┌──
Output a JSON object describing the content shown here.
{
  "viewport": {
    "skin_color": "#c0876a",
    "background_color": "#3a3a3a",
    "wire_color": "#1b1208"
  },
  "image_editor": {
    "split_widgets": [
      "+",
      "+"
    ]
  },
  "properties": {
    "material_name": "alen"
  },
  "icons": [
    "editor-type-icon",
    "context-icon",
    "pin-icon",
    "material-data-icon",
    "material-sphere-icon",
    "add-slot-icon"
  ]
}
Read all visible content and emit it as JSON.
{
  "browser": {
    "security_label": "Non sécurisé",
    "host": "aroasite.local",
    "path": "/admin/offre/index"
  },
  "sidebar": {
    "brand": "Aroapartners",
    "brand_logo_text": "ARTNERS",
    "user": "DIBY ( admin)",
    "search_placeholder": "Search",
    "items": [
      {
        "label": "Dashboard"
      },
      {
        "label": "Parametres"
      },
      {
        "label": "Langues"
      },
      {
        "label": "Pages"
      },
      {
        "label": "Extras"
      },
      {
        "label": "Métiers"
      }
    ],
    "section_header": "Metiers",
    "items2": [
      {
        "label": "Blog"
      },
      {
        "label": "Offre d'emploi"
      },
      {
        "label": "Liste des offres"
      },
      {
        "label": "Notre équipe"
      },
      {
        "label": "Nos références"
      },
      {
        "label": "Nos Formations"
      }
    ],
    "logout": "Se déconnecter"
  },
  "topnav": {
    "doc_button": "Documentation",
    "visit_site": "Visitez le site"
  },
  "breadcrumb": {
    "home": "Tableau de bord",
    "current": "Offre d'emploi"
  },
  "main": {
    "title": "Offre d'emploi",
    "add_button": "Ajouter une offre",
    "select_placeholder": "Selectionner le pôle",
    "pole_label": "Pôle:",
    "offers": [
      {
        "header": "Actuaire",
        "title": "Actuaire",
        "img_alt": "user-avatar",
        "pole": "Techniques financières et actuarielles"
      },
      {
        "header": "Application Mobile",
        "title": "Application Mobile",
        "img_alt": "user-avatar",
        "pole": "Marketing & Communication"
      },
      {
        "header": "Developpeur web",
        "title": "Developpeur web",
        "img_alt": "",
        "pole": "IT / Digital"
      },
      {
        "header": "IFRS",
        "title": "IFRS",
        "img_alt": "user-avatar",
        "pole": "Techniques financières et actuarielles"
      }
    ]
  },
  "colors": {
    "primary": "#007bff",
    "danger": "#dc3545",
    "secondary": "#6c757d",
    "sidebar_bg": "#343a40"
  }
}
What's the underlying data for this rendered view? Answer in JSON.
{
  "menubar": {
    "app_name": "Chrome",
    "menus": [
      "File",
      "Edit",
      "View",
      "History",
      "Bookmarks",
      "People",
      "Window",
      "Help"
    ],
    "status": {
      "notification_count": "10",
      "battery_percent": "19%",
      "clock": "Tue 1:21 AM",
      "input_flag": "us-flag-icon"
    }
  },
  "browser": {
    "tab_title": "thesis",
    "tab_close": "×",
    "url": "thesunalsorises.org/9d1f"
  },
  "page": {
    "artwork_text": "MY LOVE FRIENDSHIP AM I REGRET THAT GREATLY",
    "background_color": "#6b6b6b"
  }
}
└──
◆ **WHAT TO WORK ON**: Copy out every line of the data above, exactly as given.

◆ **THE COMPLETED TASK**:
Output a JSON object describing the content shown here.
{
  "viewport": {
    "skin_color": "#c0876a",
    "background_color": "#3a3a3a",
    "wire_color": "#1b1208"
  },
  "image_editor": {
    "split_widgets": [
      "+",
      "+"
    ]
  },
  "properties": {
    "material_name": "alen"
  },
  "icons": [
    "editor-type-icon",
    "context-icon",
    "pin-icon",
    "material-data-icon",
    "material-sphere-icon",
    "add-slot-icon"
  ]
}
Read all visible content and emit it as JSON.
{
  "browser": {
    "security_label": "Non sécurisé",
    "host": "aroasite.local",
    "path": "/admin/offre/index"
  },
  "sidebar": {
    "brand": "Aroapartners",
    "brand_logo_text": "ARTNERS",
    "user": "DIBY ( admin)",
    "search_placeholder": "Search",
    "items": [
      {
        "label": "Dashboard"
      },
      {
        "label": "Parametres"
      },
      {
        "label": "Langues"
      },
      {
        "label": "Pages"
      },
      {
        "label": "Extras"
      },
      {
        "label": "Métiers"
      }
    ],
    "section_header": "Metiers",
    "items2": [
      {
        "label": "Blog"
      },
      {
        "label": "Offre d'emploi"
      },
      {
        "label": "Liste des offres"
      },
      {
        "label": "Notre équipe"
      },
      {
        "label": "Nos références"
      },
      {
        "label": "Nos Formations"
      }
    ],
    "logout": "Se déconnecter"
  },
  "topnav": {
    "doc_button": "Documentation",
    "visit_site": "Visitez le site"
  },
  "breadcrumb": {
    "home": "Tableau de bord",
    "current": "Offre d'emploi"
  },
  "main": {
    "title": "Offre d'emploi",
    "add_button": "Ajouter une offre",
    "select_placeholder": "Selectionner le pôle",
    "pole_label": "Pôle:",
    "offers": [
      {
        "header": "Actuaire",
        "title": "Actuaire",
        "img_alt": "user-avatar",
        "pole": "Techniques financières et actuarielles"
      },
      {
        "header": "Application Mobile",
        "title": "Application Mobile",
        "img_alt": "user-avatar",
        "pole": "Marketing & Communication"
      },
      {
        "header": "Developpeur web",
        "title": "Developpeur web",
        "img_alt": "",
        "pole": "IT / Digital"
      },
      {
        "header": "IFRS",
        "title": "IFRS",
        "img_alt": "user-avatar",
        "pole": "Techniques financières et actuarielles"
      }
    ]
  },
  "colors": {
    "primary": "#007bff",
    "danger": "#dc3545",
    "secondary": "#6c757d",
    "sidebar_bg": "#343a40"
  }
}
What's the underlying data for this rendered view? Answer in JSON.
{
  "menubar": {
    "app_name": "Chrome",
    "menus": [
      "File",
      "Edit",
      "View",
      "History",
      "Bookmarks",
      "People",
      "Window",
      "Help"
    ],
    "status": {
      "notification_count": "10",
      "battery_percent": "19%",
      "clock": "Tue 1:21 AM",
      "input_flag": "us-flag-icon"
    }
  },
  "browser": {
    "tab_title": "thesis",
    "tab_close": "×",
    "url": "thesunalsorises.org/9d1f"
  },
  "page": {
    "artwork_text": "MY LOVE FRIENDSHIP AM I REGRET THAT GREATLY",
    "background_color": "#6b6b6b"
  }
}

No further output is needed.